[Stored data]
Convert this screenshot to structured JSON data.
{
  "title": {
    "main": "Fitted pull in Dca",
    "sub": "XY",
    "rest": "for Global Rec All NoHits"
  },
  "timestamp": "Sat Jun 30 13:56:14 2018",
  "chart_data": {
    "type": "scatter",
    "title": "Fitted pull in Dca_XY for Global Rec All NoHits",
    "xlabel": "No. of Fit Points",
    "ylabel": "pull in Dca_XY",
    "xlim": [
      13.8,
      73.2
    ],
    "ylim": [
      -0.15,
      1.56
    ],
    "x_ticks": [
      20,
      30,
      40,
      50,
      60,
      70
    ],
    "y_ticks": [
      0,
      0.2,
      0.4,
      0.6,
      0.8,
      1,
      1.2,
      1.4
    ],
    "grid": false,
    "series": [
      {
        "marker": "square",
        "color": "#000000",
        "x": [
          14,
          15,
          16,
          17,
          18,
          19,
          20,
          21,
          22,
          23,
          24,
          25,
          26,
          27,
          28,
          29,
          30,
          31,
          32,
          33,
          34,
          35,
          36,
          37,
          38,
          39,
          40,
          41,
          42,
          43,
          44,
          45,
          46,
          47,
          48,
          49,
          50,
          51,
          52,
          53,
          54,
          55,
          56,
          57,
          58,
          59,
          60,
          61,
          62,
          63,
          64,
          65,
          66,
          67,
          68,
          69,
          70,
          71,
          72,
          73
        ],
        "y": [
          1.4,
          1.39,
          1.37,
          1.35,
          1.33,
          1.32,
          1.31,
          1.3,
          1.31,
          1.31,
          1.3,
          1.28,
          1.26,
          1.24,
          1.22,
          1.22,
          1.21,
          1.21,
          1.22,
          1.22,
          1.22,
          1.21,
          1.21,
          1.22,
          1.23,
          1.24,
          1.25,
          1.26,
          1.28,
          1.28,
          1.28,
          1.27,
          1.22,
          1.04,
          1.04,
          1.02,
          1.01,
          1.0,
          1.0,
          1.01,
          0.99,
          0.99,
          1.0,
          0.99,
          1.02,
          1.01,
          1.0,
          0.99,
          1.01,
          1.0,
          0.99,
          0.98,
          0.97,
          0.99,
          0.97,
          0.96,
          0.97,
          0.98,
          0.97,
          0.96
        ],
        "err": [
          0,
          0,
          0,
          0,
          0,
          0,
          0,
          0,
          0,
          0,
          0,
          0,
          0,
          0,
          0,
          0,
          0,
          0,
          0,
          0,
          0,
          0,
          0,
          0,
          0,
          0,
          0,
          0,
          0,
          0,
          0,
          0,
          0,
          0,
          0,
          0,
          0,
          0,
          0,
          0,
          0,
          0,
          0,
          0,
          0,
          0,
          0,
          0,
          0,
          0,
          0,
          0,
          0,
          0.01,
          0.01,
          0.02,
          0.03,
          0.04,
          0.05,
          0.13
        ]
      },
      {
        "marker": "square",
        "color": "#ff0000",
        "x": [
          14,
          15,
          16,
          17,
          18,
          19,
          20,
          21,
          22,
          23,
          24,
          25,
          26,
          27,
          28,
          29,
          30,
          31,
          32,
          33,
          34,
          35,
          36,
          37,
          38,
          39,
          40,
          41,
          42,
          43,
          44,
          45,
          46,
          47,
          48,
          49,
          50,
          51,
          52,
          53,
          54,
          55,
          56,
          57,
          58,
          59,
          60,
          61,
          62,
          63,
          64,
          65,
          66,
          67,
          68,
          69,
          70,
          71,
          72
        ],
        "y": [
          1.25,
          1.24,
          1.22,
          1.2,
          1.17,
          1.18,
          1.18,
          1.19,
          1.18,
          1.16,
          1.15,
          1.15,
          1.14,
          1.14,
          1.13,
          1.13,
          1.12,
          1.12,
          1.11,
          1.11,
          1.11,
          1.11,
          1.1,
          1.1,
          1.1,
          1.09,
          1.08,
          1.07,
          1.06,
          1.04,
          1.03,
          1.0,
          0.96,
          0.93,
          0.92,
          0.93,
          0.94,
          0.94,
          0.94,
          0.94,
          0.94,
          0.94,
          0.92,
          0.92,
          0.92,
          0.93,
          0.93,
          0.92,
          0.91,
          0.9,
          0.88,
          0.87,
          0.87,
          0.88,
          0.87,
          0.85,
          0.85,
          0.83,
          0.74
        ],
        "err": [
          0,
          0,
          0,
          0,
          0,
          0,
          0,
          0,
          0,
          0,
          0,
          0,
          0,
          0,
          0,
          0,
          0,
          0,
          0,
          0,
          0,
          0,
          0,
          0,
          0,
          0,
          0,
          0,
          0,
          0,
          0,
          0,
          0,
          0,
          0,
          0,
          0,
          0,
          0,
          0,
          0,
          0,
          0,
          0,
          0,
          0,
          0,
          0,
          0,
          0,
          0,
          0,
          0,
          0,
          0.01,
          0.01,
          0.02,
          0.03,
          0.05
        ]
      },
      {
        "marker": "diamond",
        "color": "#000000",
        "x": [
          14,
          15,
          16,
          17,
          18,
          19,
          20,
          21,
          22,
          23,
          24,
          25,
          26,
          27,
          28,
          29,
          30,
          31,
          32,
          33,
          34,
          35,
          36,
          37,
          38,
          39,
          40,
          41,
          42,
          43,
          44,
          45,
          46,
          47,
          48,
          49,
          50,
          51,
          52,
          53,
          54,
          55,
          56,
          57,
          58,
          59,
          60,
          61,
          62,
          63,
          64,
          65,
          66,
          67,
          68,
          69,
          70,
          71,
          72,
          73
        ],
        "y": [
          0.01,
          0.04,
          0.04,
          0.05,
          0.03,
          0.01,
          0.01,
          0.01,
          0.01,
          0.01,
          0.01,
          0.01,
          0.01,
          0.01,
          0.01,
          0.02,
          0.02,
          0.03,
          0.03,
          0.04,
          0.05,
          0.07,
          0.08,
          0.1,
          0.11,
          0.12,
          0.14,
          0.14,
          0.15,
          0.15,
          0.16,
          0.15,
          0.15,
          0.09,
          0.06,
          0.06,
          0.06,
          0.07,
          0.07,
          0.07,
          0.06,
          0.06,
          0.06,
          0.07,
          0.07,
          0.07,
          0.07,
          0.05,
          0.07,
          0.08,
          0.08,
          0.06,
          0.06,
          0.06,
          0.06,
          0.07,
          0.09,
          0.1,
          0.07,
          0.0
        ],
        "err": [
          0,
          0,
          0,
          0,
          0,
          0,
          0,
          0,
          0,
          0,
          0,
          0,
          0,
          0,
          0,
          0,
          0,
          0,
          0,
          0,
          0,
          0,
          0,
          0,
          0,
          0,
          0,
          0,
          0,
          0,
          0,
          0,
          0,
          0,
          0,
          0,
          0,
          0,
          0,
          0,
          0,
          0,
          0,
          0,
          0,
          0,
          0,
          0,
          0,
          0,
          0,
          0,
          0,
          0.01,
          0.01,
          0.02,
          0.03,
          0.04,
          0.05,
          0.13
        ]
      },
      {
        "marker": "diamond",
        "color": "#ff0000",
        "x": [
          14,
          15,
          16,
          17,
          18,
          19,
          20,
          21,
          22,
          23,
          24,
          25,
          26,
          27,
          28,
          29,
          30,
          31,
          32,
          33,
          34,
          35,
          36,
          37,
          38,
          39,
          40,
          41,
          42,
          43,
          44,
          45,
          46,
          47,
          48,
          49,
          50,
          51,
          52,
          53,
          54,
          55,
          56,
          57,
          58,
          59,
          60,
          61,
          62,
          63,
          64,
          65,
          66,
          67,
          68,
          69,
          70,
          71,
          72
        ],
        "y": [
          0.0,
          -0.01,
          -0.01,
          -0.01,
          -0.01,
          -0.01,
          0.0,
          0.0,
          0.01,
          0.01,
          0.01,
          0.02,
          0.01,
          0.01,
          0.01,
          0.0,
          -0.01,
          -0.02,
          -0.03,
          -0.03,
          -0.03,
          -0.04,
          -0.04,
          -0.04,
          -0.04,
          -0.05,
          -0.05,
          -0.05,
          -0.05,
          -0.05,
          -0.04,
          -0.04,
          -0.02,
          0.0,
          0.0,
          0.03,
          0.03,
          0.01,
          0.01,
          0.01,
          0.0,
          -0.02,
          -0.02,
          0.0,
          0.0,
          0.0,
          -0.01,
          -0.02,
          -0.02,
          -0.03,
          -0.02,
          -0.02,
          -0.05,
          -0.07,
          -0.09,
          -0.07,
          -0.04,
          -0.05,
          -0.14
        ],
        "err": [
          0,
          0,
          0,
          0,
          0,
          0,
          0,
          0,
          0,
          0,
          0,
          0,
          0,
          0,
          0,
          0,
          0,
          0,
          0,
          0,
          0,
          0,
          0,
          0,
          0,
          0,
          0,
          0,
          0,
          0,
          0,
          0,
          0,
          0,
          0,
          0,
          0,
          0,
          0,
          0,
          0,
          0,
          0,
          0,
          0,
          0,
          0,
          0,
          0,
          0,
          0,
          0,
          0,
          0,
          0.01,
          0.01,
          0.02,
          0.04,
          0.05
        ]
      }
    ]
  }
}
==
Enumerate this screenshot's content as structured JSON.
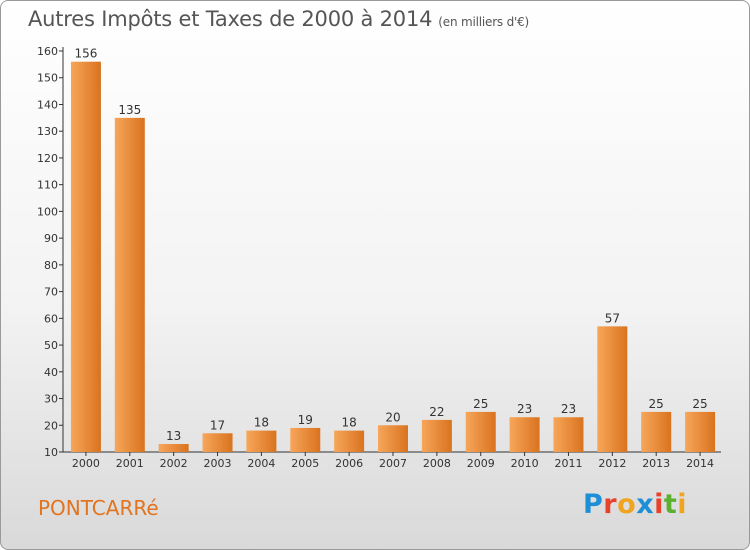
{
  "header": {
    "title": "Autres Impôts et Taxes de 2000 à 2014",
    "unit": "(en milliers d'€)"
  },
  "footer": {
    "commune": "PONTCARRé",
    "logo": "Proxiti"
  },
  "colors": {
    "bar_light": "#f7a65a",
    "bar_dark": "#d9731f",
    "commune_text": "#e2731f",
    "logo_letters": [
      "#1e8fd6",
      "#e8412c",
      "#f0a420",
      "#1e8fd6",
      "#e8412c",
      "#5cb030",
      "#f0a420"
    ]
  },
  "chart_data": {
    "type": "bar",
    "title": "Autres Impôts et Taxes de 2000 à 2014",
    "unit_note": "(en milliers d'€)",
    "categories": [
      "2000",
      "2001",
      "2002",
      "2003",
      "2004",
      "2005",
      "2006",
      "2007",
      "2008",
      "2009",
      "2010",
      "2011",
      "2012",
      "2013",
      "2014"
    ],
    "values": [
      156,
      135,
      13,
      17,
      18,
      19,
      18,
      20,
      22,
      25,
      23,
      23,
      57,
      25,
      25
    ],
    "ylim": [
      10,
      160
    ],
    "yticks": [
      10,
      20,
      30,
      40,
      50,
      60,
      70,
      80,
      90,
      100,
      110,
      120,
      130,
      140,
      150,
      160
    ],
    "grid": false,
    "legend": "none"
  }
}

GIVEN PROBLEM:
Report only the number of lines in the listing that contain the word "pull".

RESULT OF THE TASK:
3